* [Your goal] Look through the lines below and extract each one that contains "image".
**** Task data
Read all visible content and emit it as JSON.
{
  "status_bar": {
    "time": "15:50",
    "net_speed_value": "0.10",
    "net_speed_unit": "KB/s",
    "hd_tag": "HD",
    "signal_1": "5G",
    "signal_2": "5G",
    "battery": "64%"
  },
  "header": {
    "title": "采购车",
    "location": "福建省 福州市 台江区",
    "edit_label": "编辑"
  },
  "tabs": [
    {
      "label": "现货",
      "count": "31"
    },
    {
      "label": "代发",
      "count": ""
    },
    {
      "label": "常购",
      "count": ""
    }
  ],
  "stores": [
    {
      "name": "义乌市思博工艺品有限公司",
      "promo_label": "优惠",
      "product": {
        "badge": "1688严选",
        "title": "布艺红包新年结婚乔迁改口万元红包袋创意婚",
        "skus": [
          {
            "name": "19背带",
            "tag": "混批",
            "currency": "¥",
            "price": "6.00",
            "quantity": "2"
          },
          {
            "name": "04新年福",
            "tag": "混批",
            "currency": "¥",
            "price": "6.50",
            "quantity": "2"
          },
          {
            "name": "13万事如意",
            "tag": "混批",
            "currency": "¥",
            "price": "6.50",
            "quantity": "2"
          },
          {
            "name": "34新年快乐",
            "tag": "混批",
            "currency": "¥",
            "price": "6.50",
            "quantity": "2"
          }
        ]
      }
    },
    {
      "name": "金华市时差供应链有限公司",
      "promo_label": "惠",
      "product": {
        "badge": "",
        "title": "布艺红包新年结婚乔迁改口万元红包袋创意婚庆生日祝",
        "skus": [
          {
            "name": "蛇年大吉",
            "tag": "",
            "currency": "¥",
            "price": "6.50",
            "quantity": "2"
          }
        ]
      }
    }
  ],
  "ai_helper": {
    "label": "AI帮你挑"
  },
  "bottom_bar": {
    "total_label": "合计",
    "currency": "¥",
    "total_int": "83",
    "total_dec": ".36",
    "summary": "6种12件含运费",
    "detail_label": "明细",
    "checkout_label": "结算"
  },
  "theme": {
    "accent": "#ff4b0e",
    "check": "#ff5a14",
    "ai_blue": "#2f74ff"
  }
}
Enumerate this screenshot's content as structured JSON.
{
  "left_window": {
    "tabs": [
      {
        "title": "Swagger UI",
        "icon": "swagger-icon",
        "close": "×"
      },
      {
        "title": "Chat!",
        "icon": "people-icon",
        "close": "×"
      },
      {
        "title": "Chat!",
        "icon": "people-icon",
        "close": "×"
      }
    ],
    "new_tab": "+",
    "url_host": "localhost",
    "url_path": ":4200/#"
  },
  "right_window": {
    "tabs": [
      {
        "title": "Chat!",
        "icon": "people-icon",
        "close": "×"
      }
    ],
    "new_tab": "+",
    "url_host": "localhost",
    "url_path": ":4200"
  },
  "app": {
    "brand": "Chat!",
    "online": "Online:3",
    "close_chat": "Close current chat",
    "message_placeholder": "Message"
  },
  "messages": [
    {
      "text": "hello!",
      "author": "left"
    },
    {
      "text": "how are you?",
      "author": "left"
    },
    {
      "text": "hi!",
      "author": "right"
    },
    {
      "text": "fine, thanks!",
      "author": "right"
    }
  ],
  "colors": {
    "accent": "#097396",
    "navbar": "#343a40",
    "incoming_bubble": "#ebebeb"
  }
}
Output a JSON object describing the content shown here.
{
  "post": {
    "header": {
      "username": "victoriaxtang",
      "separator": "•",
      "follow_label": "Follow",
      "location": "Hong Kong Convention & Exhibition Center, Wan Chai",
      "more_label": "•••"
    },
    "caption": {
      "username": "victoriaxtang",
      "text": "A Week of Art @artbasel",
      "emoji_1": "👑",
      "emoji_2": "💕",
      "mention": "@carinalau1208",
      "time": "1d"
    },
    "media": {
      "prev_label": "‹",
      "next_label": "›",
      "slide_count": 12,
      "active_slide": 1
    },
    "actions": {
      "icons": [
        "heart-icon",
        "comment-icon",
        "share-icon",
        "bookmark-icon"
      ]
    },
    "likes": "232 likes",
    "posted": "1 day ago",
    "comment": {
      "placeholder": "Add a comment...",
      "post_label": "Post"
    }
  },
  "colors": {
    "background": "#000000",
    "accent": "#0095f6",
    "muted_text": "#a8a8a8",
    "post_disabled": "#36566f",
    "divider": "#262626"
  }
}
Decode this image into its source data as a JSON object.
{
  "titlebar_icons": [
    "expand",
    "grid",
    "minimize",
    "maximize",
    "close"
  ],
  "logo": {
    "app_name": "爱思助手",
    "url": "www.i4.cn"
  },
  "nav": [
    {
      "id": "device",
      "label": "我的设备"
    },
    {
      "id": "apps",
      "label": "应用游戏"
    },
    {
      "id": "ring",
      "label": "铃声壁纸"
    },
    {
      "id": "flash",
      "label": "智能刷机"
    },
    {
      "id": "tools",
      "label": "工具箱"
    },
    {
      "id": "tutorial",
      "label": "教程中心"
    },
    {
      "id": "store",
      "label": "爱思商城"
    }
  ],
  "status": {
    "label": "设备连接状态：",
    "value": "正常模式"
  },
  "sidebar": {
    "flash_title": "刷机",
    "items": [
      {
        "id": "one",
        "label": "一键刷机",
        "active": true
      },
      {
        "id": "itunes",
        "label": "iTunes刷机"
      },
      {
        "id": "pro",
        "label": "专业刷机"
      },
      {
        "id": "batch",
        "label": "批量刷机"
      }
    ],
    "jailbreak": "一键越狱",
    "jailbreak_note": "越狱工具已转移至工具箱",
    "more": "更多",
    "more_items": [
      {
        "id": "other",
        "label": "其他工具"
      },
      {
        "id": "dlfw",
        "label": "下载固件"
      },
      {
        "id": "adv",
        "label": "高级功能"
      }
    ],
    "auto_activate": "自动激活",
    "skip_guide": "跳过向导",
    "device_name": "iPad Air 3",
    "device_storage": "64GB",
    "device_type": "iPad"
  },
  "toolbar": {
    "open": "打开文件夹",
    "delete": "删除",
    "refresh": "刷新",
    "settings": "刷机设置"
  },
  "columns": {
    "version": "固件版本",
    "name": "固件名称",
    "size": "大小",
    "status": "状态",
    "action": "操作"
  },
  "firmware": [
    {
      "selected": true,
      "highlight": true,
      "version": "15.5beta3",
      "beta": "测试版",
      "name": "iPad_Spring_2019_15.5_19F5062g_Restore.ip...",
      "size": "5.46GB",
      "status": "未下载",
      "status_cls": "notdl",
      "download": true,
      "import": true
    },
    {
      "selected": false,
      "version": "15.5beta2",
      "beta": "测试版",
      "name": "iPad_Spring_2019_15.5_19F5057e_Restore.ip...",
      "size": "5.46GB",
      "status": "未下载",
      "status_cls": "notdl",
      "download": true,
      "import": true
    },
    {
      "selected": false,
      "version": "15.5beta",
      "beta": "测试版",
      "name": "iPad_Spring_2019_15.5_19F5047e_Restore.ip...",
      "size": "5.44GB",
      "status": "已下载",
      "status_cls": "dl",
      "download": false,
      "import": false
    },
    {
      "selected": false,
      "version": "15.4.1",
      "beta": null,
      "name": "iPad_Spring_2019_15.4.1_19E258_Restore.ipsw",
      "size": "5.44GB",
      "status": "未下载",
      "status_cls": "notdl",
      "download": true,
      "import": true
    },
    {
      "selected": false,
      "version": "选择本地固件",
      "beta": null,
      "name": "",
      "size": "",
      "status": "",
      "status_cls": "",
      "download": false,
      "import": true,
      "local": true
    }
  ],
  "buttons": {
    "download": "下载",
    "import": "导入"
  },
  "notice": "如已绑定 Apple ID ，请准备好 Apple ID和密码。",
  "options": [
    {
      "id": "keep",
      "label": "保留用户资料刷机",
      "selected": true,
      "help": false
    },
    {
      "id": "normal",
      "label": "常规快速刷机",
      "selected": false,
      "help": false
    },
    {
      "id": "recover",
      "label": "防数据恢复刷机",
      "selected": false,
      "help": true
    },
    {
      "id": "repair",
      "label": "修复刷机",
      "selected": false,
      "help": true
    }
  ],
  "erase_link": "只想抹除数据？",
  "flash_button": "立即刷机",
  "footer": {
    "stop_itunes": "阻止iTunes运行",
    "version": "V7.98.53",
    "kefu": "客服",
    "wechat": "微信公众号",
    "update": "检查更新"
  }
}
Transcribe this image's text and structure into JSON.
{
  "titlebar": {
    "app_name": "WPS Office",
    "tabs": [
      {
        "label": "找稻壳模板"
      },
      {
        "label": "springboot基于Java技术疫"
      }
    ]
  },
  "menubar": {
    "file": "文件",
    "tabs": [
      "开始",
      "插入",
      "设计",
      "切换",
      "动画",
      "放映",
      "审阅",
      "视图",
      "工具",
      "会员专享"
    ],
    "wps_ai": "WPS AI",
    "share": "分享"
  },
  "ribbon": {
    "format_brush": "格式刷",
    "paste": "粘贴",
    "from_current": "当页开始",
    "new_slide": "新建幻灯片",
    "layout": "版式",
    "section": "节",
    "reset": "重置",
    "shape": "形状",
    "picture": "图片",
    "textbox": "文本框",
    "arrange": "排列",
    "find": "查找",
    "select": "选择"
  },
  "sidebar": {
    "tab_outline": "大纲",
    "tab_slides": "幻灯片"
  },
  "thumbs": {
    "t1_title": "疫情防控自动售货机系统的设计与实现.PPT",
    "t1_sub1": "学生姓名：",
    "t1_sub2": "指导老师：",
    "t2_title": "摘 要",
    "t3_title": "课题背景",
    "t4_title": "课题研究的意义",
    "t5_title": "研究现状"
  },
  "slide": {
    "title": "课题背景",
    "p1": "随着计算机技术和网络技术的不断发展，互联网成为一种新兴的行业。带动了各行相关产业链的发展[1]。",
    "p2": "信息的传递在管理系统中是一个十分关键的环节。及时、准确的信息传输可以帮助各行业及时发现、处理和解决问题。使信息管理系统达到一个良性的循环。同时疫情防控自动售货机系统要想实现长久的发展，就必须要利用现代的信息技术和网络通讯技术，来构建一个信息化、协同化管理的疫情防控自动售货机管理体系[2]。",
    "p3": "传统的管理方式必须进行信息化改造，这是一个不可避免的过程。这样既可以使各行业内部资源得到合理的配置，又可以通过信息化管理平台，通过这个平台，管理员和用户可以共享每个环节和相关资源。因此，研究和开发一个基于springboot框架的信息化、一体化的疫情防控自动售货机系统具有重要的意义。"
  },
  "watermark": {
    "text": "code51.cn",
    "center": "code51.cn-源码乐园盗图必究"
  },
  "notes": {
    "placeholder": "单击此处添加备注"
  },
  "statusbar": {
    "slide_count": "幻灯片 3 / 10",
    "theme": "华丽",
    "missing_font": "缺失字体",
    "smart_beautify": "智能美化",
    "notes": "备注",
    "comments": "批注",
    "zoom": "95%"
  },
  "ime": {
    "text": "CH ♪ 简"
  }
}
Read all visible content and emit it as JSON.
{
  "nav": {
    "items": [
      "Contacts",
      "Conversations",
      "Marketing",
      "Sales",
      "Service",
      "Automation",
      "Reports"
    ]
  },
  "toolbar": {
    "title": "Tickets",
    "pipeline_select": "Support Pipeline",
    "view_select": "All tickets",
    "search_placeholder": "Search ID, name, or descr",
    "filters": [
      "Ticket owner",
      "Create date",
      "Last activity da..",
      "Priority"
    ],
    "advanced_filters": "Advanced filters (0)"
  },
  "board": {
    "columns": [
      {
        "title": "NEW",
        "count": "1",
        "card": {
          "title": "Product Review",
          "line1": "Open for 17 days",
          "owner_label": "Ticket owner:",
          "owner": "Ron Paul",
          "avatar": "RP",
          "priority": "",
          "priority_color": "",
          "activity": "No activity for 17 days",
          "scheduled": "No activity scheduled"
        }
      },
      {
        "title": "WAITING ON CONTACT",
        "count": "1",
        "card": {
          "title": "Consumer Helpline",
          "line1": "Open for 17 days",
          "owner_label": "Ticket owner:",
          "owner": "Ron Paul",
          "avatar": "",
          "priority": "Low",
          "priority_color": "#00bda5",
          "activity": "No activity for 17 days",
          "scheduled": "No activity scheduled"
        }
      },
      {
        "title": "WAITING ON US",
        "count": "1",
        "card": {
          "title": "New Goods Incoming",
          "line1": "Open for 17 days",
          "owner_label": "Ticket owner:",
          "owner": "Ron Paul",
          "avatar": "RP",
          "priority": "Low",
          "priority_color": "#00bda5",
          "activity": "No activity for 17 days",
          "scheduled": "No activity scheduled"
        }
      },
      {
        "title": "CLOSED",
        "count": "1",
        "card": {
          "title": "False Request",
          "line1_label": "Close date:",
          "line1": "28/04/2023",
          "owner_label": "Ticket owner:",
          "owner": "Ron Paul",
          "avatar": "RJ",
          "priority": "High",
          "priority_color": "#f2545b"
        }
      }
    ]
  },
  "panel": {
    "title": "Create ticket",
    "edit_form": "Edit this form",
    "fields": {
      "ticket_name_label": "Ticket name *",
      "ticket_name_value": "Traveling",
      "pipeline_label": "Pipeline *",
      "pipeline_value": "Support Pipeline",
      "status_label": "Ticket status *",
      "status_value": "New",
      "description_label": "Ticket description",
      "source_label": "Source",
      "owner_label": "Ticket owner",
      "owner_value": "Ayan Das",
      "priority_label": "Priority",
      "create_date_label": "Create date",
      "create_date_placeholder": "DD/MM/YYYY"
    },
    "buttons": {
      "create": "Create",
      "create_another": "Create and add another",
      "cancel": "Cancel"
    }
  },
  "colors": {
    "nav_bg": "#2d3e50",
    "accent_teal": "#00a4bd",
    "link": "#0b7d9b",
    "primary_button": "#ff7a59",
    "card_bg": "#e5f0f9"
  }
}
********
* [Result for this task]
Decode this image into its source data as a JSON object.
Transcribe this image's text and structure into JSON.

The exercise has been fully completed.